What is required:
All of the records below need to be copied exactly.

─── Record list

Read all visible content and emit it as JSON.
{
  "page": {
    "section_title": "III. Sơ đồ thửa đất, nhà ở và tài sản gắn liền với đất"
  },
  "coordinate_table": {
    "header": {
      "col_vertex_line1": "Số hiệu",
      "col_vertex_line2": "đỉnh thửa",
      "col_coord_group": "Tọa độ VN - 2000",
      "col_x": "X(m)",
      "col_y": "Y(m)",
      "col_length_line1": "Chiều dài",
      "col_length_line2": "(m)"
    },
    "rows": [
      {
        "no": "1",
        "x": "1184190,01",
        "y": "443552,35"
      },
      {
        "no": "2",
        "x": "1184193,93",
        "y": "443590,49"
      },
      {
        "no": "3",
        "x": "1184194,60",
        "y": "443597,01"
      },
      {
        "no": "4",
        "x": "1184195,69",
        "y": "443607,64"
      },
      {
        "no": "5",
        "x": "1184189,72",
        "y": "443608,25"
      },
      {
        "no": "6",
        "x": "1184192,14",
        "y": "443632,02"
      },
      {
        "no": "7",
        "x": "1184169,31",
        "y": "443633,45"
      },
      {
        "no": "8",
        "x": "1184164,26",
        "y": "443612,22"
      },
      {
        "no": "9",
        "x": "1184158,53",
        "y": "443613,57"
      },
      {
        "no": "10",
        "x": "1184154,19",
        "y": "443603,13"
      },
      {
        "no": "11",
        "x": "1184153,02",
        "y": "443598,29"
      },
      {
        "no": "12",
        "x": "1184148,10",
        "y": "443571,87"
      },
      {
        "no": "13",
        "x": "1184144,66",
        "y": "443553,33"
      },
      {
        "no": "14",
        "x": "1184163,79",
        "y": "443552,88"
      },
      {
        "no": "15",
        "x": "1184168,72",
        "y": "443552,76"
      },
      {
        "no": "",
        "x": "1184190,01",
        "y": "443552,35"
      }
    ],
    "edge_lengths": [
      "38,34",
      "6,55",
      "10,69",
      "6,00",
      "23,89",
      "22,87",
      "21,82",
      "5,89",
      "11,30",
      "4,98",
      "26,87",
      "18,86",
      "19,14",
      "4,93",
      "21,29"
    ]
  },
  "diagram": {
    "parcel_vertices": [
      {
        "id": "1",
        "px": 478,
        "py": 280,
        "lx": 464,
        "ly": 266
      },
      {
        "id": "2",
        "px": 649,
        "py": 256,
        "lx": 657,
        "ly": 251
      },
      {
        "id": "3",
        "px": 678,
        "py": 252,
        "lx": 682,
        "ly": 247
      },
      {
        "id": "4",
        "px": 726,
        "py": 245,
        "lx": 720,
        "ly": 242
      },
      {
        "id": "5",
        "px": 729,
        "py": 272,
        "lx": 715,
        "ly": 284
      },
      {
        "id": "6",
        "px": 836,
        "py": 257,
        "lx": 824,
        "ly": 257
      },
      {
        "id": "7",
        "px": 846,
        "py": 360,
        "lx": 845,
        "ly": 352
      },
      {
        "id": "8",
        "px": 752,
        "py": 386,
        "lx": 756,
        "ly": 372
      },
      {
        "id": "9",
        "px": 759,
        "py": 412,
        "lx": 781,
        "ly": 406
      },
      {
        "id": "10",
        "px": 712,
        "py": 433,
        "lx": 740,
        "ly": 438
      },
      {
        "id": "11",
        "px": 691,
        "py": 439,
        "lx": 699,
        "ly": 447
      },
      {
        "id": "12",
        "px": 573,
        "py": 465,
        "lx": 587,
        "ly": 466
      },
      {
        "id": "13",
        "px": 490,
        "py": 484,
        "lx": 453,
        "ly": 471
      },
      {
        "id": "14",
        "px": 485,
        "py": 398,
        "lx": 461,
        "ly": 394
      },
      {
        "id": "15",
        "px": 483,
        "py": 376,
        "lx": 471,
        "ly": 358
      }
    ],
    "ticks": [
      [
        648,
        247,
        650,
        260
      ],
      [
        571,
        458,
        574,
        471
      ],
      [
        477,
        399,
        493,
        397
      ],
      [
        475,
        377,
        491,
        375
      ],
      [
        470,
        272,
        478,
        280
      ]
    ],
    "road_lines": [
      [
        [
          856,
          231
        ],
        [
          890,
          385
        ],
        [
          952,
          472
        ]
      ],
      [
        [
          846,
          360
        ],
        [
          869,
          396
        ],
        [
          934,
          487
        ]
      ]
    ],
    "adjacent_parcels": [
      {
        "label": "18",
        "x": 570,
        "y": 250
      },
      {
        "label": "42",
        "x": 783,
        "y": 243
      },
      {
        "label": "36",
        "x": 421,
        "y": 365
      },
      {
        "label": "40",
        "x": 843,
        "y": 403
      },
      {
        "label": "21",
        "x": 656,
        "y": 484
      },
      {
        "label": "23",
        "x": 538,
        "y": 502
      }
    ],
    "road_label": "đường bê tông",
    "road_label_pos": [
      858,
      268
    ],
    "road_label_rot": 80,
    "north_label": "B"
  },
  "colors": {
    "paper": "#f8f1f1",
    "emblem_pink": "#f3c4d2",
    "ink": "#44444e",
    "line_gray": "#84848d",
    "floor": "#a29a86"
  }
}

──────

Expected answer:
Read all visible content and emit it as JSON.
{
  "page": {
    "section_title": "III. Sơ đồ thửa đất, nhà ở và tài sản gắn liền với đất"
  },
  "coordinate_table": {
    "header": {
      "col_vertex_line1": "Số hiệu",
      "col_vertex_line2": "đỉnh thửa",
      "col_coord_group": "Tọa độ VN - 2000",
      "col_x": "X(m)",
      "col_y": "Y(m)",
      "col_length_line1": "Chiều dài",
      "col_length_line2": "(m)"
    },
    "rows": [
      {
        "no": "1",
        "x": "1184190,01",
        "y": "443552,35"
      },
      {
        "no": "2",
        "x": "1184193,93",
        "y": "443590,49"
      },
      {
        "no": "3",
        "x": "1184194,60",
        "y": "443597,01"
      },
      {
        "no": "4",
        "x": "1184195,69",
        "y": "443607,64"
      },
      {
        "no": "5",
        "x": "1184189,72",
        "y": "443608,25"
      },
      {
        "no": "6",
        "x": "1184192,14",
        "y": "443632,02"
      },
      {
        "no": "7",
        "x": "1184169,31",
        "y": "443633,45"
      },
      {
        "no": "8",
        "x": "1184164,26",
        "y": "443612,22"
      },
      {
        "no": "9",
        "x": "1184158,53",
        "y": "443613,57"
      },
      {
        "no": "10",
        "x": "1184154,19",
        "y": "443603,13"
      },
      {
        "no": "11",
        "x": "1184153,02",
        "y": "443598,29"
      },
      {
        "no": "12",
        "x": "1184148,10",
        "y": "443571,87"
      },
      {
        "no": "13",
        "x": "1184144,66",
        "y": "443553,33"
      },
      {
        "no": "14",
        "x": "1184163,79",
        "y": "443552,88"
      },
      {
        "no": "15",
        "x": "1184168,72",
        "y": "443552,76"
      },
      {
        "no": "",
        "x": "1184190,01",
        "y": "443552,35"
      }
    ],
    "edge_lengths": [
      "38,34",
      "6,55",
      "10,69",
      "6,00",
      "23,89",
      "22,87",
      "21,82",
      "5,89",
      "11,30",
      "4,98",
      "26,87",
      "18,86",
      "19,14",
      "4,93",
      "21,29"
    ]
  },
  "diagram": {
    "parcel_vertices": [
      {
        "id": "1",
        "px": 478,
        "py": 280,
        "lx": 464,
        "ly": 266
      },
      {
        "id": "2",
        "px": 649,
        "py": 256,
        "lx": 657,
        "ly": 251
      },
      {
        "id": "3",
        "px": 678,
        "py": 252,
        "lx": 682,
        "ly": 247
      },
      {
        "id": "4",
        "px": 726,
        "py": 245,
        "lx": 720,
        "ly": 242
      },
      {
        "id": "5",
        "px": 729,
        "py": 272,
        "lx": 715,
        "ly": 284
      },
      {
        "id": "6",
        "px": 836,
        "py": 257,
        "lx": 824,
        "ly": 257
      },
      {
        "id": "7",
        "px": 846,
        "py": 360,
        "lx": 845,
        "ly": 352
      },
      {
        "id": "8",
        "px": 752,
        "py": 386,
        "lx": 756,
        "ly": 372
      },
      {
        "id": "9",
        "px": 759,
        "py": 412,
        "lx": 781,
        "ly": 406
      },
      {
        "id": "10",
        "px": 712,
        "py": 433,
        "lx": 740,
        "ly": 438
      },
      {
        "id": "11",
        "px": 691,
        "py": 439,
        "lx": 699,
        "ly": 447
      },
      {
        "id": "12",
        "px": 573,
        "py": 465,
        "lx": 587,
        "ly": 466
      },
      {
        "id": "13",
        "px": 490,
        "py": 484,
        "lx": 453,
        "ly": 471
      },
      {
        "id": "14",
        "px": 485,
        "py": 398,
        "lx": 461,
        "ly": 394
      },
      {
        "id": "15",
        "px": 483,
        "py": 376,
        "lx": 471,
        "ly": 358
      }
    ],
    "ticks": [
      [
        648,
        247,
        650,
        260
      ],
      [
        571,
        458,
        574,
        471
      ],
      [
        477,
        399,
        493,
        397
      ],
      [
        475,
        377,
        491,
        375
      ],
      [
        470,
        272,
        478,
        280
      ]
    ],
    "road_lines": [
      [
        [
          856,
          231
        ],
        [
          890,
          385
        ],
        [
          952,
          472
        ]
      ],
      [
        [
          846,
          360
        ],
        [
          869,
          396
        ],
        [
          934,
          487
        ]
      ]
    ],
    "adjacent_parcels": [
      {
        "label": "18",
        "x": 570,
        "y": 250
      },
      {
        "label": "42",
        "x": 783,
        "y": 243
      },
      {
        "label": "36",
        "x": 421,
        "y": 365
      },
      {
        "label": "40",
        "x": 843,
        "y": 403
      },
      {
        "label": "21",
        "x": 656,
        "y": 484
      },
      {
        "label": "23",
        "x": 538,
        "y": 502
      }
    ],
    "road_label": "đường bê tông",
    "road_label_pos": [
      858,
      268
    ],
    "road_label_rot": 80,
    "north_label": "B"
  },
  "colors": {
    "paper": "#f8f1f1",
    "emblem_pink": "#f3c4d2",
    "ink": "#44444e",
    "line_gray": "#84848d",
    "floor": "#a29a86"
  }
}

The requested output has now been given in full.